-- Begin RECORD EXTRACTS --

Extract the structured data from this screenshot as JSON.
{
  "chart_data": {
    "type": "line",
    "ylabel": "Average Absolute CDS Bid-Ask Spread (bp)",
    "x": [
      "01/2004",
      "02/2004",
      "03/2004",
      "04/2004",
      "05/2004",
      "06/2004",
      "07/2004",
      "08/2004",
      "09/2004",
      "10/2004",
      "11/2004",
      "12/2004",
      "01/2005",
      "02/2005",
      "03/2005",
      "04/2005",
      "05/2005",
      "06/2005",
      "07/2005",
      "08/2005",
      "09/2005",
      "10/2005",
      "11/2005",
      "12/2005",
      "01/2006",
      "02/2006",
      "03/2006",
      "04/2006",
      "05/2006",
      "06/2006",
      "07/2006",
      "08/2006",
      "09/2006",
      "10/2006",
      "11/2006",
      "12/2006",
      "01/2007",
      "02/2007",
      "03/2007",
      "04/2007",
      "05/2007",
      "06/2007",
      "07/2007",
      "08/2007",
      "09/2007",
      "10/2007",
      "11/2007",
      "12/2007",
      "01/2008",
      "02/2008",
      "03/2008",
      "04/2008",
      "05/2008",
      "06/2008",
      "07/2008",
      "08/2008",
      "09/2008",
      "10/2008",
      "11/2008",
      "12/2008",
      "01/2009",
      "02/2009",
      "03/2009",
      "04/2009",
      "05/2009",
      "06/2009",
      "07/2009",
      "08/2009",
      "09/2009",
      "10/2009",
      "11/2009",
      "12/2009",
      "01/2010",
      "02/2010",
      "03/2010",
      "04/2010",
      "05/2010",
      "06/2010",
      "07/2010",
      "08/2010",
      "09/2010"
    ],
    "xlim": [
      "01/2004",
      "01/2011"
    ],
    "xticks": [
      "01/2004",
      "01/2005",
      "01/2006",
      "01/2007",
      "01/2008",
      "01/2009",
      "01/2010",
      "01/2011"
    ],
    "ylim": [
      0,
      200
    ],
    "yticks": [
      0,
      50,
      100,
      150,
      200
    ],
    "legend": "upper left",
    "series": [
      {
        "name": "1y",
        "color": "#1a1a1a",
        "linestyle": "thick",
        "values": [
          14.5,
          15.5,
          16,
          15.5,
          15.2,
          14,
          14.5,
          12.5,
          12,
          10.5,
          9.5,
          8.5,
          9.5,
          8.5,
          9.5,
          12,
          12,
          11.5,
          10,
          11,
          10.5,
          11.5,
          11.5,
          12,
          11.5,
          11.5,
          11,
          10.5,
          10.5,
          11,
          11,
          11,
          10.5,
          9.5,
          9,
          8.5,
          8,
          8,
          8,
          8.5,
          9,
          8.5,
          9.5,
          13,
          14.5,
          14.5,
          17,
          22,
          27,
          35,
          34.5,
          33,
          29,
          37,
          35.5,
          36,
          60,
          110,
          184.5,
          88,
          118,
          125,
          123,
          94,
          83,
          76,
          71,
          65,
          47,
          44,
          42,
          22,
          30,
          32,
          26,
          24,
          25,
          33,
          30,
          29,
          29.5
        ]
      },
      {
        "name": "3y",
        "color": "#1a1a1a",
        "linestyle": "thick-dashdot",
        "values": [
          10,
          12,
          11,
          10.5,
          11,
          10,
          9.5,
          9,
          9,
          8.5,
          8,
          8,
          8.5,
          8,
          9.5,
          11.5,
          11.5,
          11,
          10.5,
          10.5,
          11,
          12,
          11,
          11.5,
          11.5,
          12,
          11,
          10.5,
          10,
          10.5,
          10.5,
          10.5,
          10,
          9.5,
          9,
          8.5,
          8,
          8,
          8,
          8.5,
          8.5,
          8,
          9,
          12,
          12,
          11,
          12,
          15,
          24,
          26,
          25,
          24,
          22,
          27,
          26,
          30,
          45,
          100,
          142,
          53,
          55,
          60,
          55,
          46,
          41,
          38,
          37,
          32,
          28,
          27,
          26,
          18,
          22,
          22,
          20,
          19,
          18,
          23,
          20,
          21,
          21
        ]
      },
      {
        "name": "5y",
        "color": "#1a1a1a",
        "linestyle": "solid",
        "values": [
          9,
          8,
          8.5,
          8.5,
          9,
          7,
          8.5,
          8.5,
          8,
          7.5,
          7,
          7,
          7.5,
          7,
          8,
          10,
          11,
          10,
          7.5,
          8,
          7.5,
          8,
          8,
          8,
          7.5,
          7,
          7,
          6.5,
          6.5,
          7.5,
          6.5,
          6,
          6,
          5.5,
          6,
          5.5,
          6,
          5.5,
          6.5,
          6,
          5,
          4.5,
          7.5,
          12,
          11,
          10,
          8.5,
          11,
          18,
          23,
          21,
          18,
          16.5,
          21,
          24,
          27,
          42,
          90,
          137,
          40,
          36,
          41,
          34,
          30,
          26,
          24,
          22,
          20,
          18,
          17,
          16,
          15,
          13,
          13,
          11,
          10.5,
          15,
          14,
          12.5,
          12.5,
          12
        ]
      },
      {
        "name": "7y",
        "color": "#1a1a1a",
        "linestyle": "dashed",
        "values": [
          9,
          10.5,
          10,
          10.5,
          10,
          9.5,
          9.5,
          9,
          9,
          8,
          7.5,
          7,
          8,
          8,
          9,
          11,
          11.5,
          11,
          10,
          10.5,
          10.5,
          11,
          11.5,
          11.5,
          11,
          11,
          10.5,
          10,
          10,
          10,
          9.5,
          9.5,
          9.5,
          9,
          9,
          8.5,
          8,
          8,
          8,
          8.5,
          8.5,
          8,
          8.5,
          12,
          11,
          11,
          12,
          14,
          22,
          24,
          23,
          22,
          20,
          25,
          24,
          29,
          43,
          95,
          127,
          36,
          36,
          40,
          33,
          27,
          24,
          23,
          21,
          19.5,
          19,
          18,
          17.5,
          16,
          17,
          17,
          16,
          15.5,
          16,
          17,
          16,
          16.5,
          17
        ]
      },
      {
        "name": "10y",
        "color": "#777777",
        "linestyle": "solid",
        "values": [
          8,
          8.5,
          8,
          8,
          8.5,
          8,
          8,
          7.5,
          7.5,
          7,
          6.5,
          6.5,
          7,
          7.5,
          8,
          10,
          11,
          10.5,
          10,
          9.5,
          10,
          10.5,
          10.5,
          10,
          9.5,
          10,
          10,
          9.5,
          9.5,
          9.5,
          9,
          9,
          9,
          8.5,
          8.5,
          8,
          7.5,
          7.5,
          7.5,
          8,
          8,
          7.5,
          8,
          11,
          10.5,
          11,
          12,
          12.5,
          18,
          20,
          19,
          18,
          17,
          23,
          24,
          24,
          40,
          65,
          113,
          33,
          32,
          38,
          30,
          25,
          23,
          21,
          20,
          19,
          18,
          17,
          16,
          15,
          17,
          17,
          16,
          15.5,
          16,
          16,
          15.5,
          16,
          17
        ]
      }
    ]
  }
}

-- End RECORD EXTRACTS --

WORK TO COMPLETE = Print again each line of the listing above, exactly as it appears.

EXERCISE RESULT =
Extract the structured data from this screenshot as JSON.
{
  "chart_data": {
    "type": "line",
    "ylabel": "Average Absolute CDS Bid-Ask Spread (bp)",
    "x": [
      "01/2004",
      "02/2004",
      "03/2004",
      "04/2004",
      "05/2004",
      "06/2004",
      "07/2004",
      "08/2004",
      "09/2004",
      "10/2004",
      "11/2004",
      "12/2004",
      "01/2005",
      "02/2005",
      "03/2005",
      "04/2005",
      "05/2005",
      "06/2005",
      "07/2005",
      "08/2005",
      "09/2005",
      "10/2005",
      "11/2005",
      "12/2005",
      "01/2006",
      "02/2006",
      "03/2006",
      "04/2006",
      "05/2006",
      "06/2006",
      "07/2006",
      "08/2006",
      "09/2006",
      "10/2006",
      "11/2006",
      "12/2006",
      "01/2007",
      "02/2007",
      "03/2007",
      "04/2007",
      "05/2007",
      "06/2007",
      "07/2007",
      "08/2007",
      "09/2007",
      "10/2007",
      "11/2007",
      "12/2007",
      "01/2008",
      "02/2008",
      "03/2008",
      "04/2008",
      "05/2008",
      "06/2008",
      "07/2008",
      "08/2008",
      "09/2008",
      "10/2008",
      "11/2008",
      "12/2008",
      "01/2009",
      "02/2009",
      "03/2009",
      "04/2009",
      "05/2009",
      "06/2009",
      "07/2009",
      "08/2009",
      "09/2009",
      "10/2009",
      "11/2009",
      "12/2009",
      "01/2010",
      "02/2010",
      "03/2010",
      "04/2010",
      "05/2010",
      "06/2010",
      "07/2010",
      "08/2010",
      "09/2010"
    ],
    "xlim": [
      "01/2004",
      "01/2011"
    ],
    "xticks": [
      "01/2004",
      "01/2005",
      "01/2006",
      "01/2007",
      "01/2008",
      "01/2009",
      "01/2010",
      "01/2011"
    ],
    "ylim": [
      0,
      200
    ],
    "yticks": [
      0,
      50,
      100,
      150,
      200
    ],
    "legend": "upper left",
    "series": [
      {
        "name": "1y",
        "color": "#1a1a1a",
        "linestyle": "thick",
        "values": [
          14.5,
          15.5,
          16,
          15.5,
          15.2,
          14,
          14.5,
          12.5,
          12,
          10.5,
          9.5,
          8.5,
          9.5,
          8.5,
          9.5,
          12,
          12,
          11.5,
          10,
          11,
          10.5,
          11.5,
          11.5,
          12,
          11.5,
          11.5,
          11,
          10.5,
          10.5,
          11,
          11,
          11,
          10.5,
          9.5,
          9,
          8.5,
          8,
          8,
          8,
          8.5,
          9,
          8.5,
          9.5,
          13,
          14.5,
          14.5,
          17,
          22,
          27,
          35,
          34.5,
          33,
          29,
          37,
          35.5,
          36,
          60,
          110,
          184.5,
          88,
          118,
          125,
          123,
          94,
          83,
          76,
          71,
          65,
          47,
          44,
          42,
          22,
          30,
          32,
          26,
          24,
          25,
          33,
          30,
          29,
          29.5
        ]
      },
      {
        "name": "3y",
        "color": "#1a1a1a",
        "linestyle": "thick-dashdot",
        "values": [
          10,
          12,
          11,
          10.5,
          11,
          10,
          9.5,
          9,
          9,
          8.5,
          8,
          8,
          8.5,
          8,
          9.5,
          11.5,
          11.5,
          11,
          10.5,
          10.5,
          11,
          12,
          11,
          11.5,
          11.5,
          12,
          11,
          10.5,
          10,
          10.5,
          10.5,
          10.5,
          10,
          9.5,
          9,
          8.5,
          8,
          8,
          8,
          8.5,
          8.5,
          8,
          9,
          12,
          12,
          11,
          12,
          15,
          24,
          26,
          25,
          24,
          22,
          27,
          26,
          30,
          45,
          100,
          142,
          53,
          55,
          60,
          55,
          46,
          41,
          38,
          37,
          32,
          28,
          27,
          26,
          18,
          22,
          22,
          20,
          19,
          18,
          23,
          20,
          21,
          21
        ]
      },
      {
        "name": "5y",
        "color": "#1a1a1a",
        "linestyle": "solid",
        "values": [
          9,
          8,
          8.5,
          8.5,
          9,
          7,
          8.5,
          8.5,
          8,
          7.5,
          7,
          7,
          7.5,
          7,
          8,
          10,
          11,
          10,
          7.5,
          8,
          7.5,
          8,
          8,
          8,
          7.5,
          7,
          7,
          6.5,
          6.5,
          7.5,
          6.5,
          6,
          6,
          5.5,
          6,
          5.5,
          6,
          5.5,
          6.5,
          6,
          5,
          4.5,
          7.5,
          12,
          11,
          10,
          8.5,
          11,
          18,
          23,
          21,
          18,
          16.5,
          21,
          24,
          27,
          42,
          90,
          137,
          40,
          36,
          41,
          34,
          30,
          26,
          24,
          22,
          20,
          18,
          17,
          16,
          15,
          13,
          13,
          11,
          10.5,
          15,
          14,
          12.5,
          12.5,
          12
        ]
      },
      {
        "name": "7y",
        "color": "#1a1a1a",
        "linestyle": "dashed",
        "values": [
          9,
          10.5,
          10,
          10.5,
          10,
          9.5,
          9.5,
          9,
          9,
          8,
          7.5,
          7,
          8,
          8,
          9,
          11,
          11.5,
          11,
          10,
          10.5,
          10.5,
          11,
          11.5,
          11.5,
          11,
          11,
          10.5,
          10,
          10,
          10,
          9.5,
          9.5,
          9.5,
          9,
          9,
          8.5,
          8,
          8,
          8,
          8.5,
          8.5,
          8,
          8.5,
          12,
          11,
          11,
          12,
          14,
          22,
          24,
          23,
          22,
          20,
          25,
          24,
          29,
          43,
          95,
          127,
          36,
          36,
          40,
          33,
          27,
          24,
          23,
          21,
          19.5,
          19,
          18,
          17.5,
          16,
          17,
          17,
          16,
          15.5,
          16,
          17,
          16,
          16.5,
          17
        ]
      },
      {
        "name": "10y",
        "color": "#777777",
        "linestyle": "solid",
        "values": [
          8,
          8.5,
          8,
          8,
          8.5,
          8,
          8,
          7.5,
          7.5,
          7,
          6.5,
          6.5,
          7,
          7.5,
          8,
          10,
          11,
          10.5,
          10,
          9.5,
          10,
          10.5,
          10.5,
          10,
          9.5,
          10,
          10,
          9.5,
          9.5,
          9.5,
          9,
          9,
          9,
          8.5,
          8.5,
          8,
          7.5,
          7.5,
          7.5,
          8,
          8,
          7.5,
          8,
          11,
          10.5,
          11,
          12,
          12.5,
          18,
          20,
          19,
          18,
          17,
          23,
          24,
          24,
          40,
          65,
          113,
          33,
          32,
          38,
          30,
          25,
          23,
          21,
          20,
          19,
          18,
          17,
          16,
          15,
          17,
          17,
          16,
          15.5,
          16,
          16,
          15.5,
          16,
          17
        ]
      }
    ]
  }
}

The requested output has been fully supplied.